Stated problem: All of the data should be output character for character, except the pictures.

Extracted records:

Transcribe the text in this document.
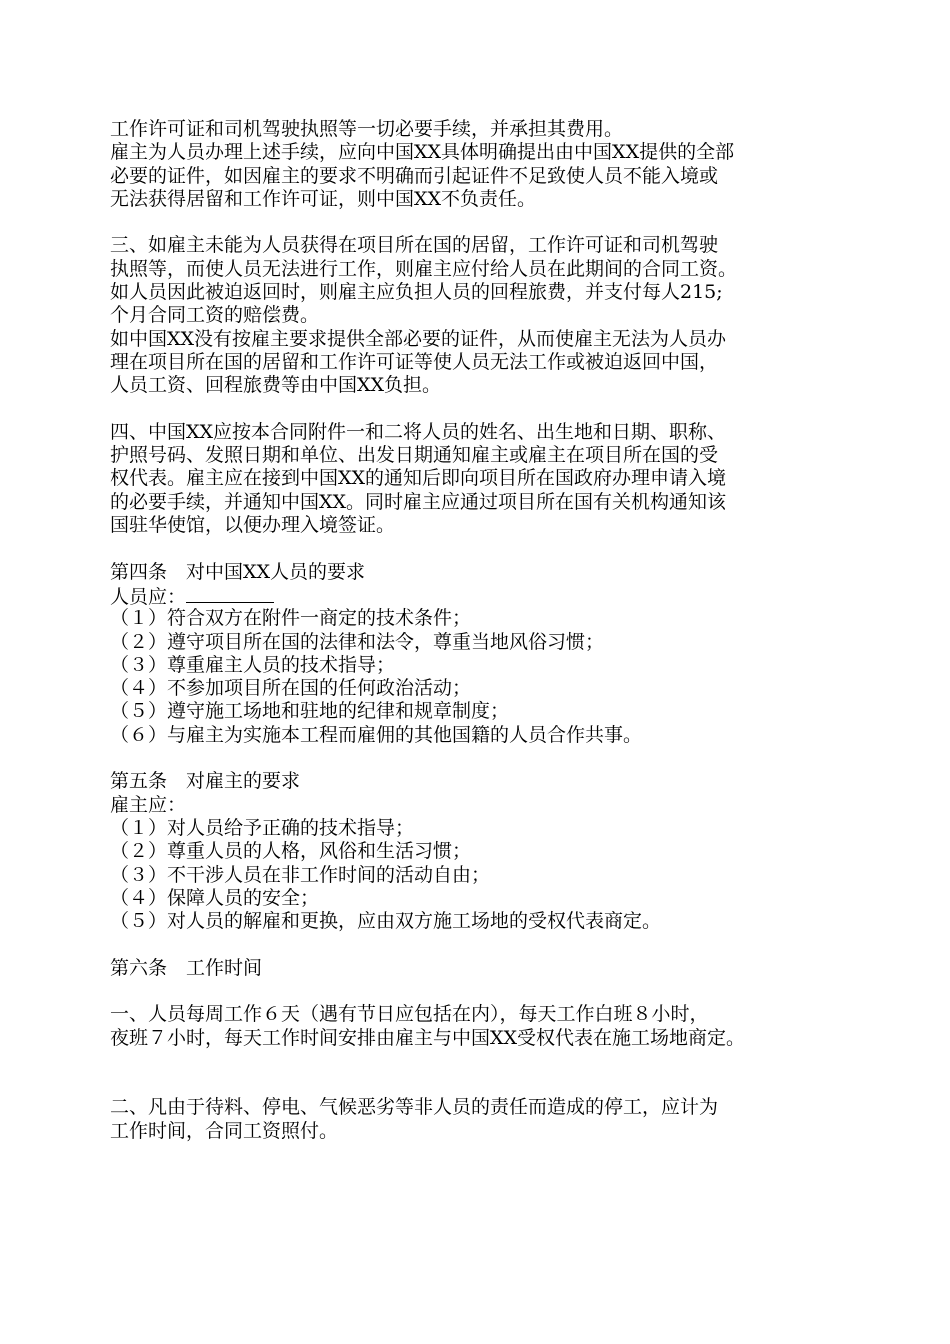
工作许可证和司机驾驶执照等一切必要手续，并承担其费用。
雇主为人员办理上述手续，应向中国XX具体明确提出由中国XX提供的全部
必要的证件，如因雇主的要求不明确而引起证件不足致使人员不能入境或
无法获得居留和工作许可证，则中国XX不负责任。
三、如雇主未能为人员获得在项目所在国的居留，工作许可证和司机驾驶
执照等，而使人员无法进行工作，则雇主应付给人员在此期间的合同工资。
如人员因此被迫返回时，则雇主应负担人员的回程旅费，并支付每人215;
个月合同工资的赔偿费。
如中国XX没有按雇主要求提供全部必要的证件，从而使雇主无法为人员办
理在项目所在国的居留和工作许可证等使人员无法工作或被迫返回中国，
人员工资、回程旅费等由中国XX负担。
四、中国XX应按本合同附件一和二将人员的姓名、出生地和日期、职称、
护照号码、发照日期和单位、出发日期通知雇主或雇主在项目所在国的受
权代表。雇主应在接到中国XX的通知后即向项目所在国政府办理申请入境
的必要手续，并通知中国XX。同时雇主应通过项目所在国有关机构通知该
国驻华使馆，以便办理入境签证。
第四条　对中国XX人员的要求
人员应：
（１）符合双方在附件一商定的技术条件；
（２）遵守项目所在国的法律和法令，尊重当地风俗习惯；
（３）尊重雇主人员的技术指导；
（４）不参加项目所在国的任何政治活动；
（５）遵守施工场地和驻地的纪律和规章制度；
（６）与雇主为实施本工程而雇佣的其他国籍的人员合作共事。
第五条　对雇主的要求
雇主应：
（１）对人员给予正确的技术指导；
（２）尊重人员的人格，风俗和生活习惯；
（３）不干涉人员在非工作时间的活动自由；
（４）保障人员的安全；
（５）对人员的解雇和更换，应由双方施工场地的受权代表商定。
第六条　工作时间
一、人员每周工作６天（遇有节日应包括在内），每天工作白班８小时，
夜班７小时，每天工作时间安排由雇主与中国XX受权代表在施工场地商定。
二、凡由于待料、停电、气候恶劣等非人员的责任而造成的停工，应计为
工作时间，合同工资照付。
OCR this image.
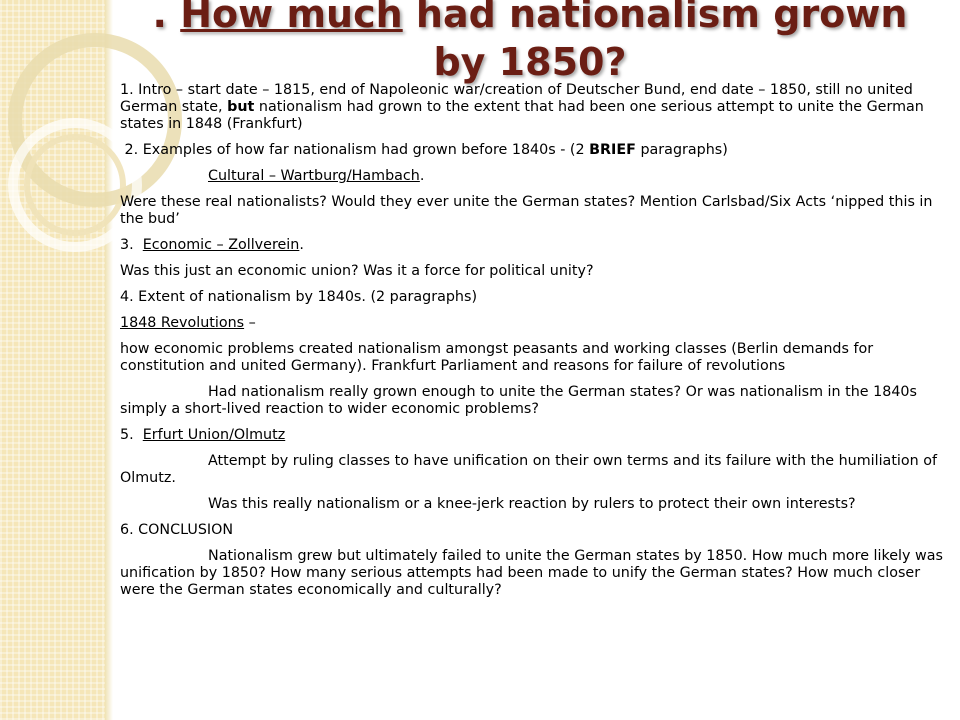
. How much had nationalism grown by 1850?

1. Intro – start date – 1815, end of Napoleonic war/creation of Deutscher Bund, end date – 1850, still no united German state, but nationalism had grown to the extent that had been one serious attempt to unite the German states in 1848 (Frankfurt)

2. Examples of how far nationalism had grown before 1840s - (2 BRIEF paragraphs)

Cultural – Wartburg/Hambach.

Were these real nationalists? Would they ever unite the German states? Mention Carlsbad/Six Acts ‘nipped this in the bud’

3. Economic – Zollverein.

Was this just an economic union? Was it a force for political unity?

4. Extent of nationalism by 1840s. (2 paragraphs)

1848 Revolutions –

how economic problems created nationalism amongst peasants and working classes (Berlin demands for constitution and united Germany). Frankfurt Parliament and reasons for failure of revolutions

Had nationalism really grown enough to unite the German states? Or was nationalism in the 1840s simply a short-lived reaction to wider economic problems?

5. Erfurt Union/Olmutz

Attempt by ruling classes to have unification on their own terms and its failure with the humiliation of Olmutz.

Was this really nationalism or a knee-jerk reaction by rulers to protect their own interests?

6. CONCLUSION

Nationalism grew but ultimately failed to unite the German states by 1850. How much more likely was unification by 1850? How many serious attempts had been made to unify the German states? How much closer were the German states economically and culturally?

Result of this exercise:
Transcribe the text in this document.
工作许可证和司机驾驶执照等一切必要手续，并承担其费用。
雇主为人员办理上述手续，应向中国XX具体明确提出由中国XX提供的全部
必要的证件，如因雇主的要求不明确而引起证件不足致使人员不能入境或
无法获得居留和工作许可证，则中国XX不负责任。
三、如雇主未能为人员获得在项目所在国的居留，工作许可证和司机驾驶
执照等，而使人员无法进行工作，则雇主应付给人员在此期间的合同工资。
如人员因此被迫返回时，则雇主应负担人员的回程旅费，并支付每人215;
个月合同工资的赔偿费。
如中国XX没有按雇主要求提供全部必要的证件，从而使雇主无法为人员办
理在项目所在国的居留和工作许可证等使人员无法工作或被迫返回中国，
人员工资、回程旅费等由中国XX负担。
四、中国XX应按本合同附件一和二将人员的姓名、出生地和日期、职称、
护照号码、发照日期和单位、出发日期通知雇主或雇主在项目所在国的受
权代表。雇主应在接到中国XX的通知后即向项目所在国政府办理申请入境
的必要手续，并通知中国XX。同时雇主应通过项目所在国有关机构通知该
国驻华使馆，以便办理入境签证。
第四条　对中国XX人员的要求
人员应：
（１）符合双方在附件一商定的技术条件；
（２）遵守项目所在国的法律和法令，尊重当地风俗习惯；
（３）尊重雇主人员的技术指导；
（４）不参加项目所在国的任何政治活动；
（５）遵守施工场地和驻地的纪律和规章制度；
（６）与雇主为实施本工程而雇佣的其他国籍的人员合作共事。
第五条　对雇主的要求
雇主应：
（１）对人员给予正确的技术指导；
（２）尊重人员的人格，风俗和生活习惯；
（３）不干涉人员在非工作时间的活动自由；
（４）保障人员的安全；
（５）对人员的解雇和更换，应由双方施工场地的受权代表商定。
第六条　工作时间
一、人员每周工作６天（遇有节日应包括在内），每天工作白班８小时，
夜班７小时，每天工作时间安排由雇主与中国XX受权代表在施工场地商定。
二、凡由于待料、停电、气候恶劣等非人员的责任而造成的停工，应计为
工作时间，合同工资照付。
OCR this image.
. How much had nationalism grown by 1850?

1. Intro – start date – 1815, end of Napoleonic war/creation of Deutscher Bund, end date – 1850, still no united German state, but nationalism had grown to the extent that had been one serious attempt to unite the German states in 1848 (Frankfurt)

2. Examples of how far nationalism had grown before 1840s - (2 BRIEF paragraphs)

Cultural – Wartburg/Hambach.

Were these real nationalists? Would they ever unite the German states? Mention Carlsbad/Six Acts ‘nipped this in the bud’

3. Economic – Zollverein.

Was this just an economic union? Was it a force for political unity?

4. Extent of nationalism by 1840s. (2 paragraphs)

1848 Revolutions –

how economic problems created nationalism amongst peasants and working classes (Berlin demands for constitution and united Germany). Frankfurt Parliament and reasons for failure of revolutions

Had nationalism really grown enough to unite the German states? Or was nationalism in the 1840s simply a short-lived reaction to wider economic problems?

5. Erfurt Union/Olmutz

Attempt by ruling classes to have unification on their own terms and its failure with the humiliation of Olmutz.

Was this really nationalism or a knee-jerk reaction by rulers to protect their own interests?

6. CONCLUSION

Nationalism grew but ultimately failed to unite the German states by 1850. How much more likely was unification by 1850? How many serious attempts had been made to unify the German states? How much closer were the German states economically and culturally?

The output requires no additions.